Work out the number of lines containing "Built". Answer with nothing but that number.

* BEGIN Exercise inputs *

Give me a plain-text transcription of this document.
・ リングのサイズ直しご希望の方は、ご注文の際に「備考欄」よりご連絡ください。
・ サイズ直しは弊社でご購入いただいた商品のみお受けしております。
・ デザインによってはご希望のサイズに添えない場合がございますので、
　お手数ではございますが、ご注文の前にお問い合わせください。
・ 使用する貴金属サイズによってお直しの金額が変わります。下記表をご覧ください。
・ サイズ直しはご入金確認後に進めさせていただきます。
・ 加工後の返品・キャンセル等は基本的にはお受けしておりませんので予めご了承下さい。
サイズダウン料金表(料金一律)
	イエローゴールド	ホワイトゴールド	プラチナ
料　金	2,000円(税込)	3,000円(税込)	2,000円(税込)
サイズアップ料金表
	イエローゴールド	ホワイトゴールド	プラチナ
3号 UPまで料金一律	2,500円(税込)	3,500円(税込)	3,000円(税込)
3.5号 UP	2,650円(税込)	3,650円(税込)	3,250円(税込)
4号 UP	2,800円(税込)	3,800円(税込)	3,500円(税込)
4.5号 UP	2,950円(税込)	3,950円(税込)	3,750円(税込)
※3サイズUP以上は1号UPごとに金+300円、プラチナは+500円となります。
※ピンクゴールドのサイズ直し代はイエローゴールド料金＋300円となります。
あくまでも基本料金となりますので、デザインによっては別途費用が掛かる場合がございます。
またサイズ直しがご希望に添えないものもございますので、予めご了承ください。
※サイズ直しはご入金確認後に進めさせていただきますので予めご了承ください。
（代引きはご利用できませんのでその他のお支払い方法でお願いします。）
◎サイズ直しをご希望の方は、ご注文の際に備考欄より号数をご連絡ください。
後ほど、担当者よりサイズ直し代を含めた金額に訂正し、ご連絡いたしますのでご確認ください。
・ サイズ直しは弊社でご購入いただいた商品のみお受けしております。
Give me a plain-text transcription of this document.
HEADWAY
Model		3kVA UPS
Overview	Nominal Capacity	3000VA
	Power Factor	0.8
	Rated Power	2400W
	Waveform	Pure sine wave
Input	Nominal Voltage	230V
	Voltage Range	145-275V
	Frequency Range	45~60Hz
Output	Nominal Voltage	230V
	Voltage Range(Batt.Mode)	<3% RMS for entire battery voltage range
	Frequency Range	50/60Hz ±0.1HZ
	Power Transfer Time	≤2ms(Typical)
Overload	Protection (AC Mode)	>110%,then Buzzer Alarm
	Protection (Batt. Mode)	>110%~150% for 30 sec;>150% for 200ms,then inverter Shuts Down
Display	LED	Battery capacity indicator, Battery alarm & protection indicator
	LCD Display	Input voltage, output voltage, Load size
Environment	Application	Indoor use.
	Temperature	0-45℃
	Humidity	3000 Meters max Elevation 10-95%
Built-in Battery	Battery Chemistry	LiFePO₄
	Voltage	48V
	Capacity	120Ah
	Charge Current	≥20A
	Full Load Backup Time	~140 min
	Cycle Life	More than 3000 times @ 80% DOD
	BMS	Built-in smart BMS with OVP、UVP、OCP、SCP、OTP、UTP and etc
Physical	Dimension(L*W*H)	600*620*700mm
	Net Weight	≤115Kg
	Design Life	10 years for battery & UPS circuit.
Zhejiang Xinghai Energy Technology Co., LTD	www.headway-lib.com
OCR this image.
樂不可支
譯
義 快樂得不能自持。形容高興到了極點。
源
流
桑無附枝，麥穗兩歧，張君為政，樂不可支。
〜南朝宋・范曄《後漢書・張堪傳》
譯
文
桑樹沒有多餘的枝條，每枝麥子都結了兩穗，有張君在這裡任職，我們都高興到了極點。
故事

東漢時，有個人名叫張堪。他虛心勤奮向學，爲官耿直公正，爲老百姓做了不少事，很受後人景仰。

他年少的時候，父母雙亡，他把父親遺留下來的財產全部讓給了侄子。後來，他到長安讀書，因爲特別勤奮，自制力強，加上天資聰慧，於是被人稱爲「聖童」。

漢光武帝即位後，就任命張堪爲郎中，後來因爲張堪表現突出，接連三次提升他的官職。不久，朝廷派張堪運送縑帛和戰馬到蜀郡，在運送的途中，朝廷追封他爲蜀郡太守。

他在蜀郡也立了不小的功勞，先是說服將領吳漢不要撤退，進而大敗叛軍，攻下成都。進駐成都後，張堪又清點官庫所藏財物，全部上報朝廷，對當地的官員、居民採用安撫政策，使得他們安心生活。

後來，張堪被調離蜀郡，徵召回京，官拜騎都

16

* END Exercise inputs *

» Written response
2